Directions for this task: Every line below that mentions the word "Shoe" should be copied out.

Provided records:
** BEGIN **
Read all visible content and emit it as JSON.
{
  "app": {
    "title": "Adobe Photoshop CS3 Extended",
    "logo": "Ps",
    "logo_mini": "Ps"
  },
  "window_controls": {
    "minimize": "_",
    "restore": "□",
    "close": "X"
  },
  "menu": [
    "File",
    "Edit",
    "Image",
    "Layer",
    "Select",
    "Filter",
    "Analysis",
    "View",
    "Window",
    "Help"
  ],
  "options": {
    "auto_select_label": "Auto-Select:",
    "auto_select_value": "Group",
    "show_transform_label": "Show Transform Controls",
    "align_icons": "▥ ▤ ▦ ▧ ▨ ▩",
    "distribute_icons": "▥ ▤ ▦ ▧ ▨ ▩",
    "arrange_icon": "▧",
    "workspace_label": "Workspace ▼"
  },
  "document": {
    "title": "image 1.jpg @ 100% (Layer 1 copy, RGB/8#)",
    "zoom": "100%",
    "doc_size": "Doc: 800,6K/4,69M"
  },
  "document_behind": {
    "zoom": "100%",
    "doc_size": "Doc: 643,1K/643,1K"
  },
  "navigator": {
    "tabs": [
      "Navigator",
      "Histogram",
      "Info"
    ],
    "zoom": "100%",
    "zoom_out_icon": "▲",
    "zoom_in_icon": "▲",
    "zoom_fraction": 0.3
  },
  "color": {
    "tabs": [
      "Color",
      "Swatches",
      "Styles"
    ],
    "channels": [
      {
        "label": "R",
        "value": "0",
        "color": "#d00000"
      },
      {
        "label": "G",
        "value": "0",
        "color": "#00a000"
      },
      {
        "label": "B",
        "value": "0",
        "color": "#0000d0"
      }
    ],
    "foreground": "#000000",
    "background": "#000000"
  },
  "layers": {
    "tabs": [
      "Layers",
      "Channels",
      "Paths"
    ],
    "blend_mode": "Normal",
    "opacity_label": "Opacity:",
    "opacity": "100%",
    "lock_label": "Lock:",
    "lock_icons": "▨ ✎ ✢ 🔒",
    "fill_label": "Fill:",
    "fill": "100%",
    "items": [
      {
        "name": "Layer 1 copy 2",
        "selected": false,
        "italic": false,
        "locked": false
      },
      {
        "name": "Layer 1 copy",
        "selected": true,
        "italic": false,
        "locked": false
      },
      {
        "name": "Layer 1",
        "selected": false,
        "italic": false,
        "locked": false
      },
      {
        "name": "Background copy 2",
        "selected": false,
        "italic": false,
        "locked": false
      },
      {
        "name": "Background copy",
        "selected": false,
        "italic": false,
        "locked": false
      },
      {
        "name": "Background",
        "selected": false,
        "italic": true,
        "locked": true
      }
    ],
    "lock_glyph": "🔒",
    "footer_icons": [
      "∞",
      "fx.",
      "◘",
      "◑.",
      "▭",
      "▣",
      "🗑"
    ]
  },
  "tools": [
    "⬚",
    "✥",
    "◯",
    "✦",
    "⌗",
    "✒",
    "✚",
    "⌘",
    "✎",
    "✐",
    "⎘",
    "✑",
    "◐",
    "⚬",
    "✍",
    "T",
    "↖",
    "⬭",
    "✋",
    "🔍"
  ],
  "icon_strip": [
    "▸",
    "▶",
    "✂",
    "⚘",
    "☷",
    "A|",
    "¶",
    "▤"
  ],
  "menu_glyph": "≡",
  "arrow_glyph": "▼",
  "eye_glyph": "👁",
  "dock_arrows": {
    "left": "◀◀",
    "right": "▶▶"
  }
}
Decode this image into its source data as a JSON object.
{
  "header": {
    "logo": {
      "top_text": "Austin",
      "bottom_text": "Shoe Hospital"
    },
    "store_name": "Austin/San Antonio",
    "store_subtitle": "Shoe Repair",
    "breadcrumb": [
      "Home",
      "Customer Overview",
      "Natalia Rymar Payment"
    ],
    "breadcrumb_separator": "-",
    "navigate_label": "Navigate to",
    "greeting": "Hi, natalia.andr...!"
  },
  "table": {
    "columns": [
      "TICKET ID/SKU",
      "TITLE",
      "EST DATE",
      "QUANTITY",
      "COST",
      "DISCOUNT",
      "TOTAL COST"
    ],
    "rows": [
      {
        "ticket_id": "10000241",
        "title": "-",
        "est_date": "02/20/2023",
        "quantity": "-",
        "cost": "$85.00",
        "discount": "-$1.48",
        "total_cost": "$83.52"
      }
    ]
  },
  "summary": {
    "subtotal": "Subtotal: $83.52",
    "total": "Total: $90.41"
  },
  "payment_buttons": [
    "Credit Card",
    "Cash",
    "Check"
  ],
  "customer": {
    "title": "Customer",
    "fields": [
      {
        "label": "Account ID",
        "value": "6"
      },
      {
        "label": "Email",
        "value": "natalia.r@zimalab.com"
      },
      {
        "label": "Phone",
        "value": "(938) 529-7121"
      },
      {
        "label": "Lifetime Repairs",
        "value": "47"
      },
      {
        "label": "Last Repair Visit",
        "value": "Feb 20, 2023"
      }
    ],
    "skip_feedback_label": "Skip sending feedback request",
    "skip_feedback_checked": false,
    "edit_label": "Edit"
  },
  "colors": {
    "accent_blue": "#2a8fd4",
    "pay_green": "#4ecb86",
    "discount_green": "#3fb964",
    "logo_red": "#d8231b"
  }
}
** END **
Solution below:
      "bottom_text": "Shoe Hospital"
    "store_subtitle": "Shoe Repair",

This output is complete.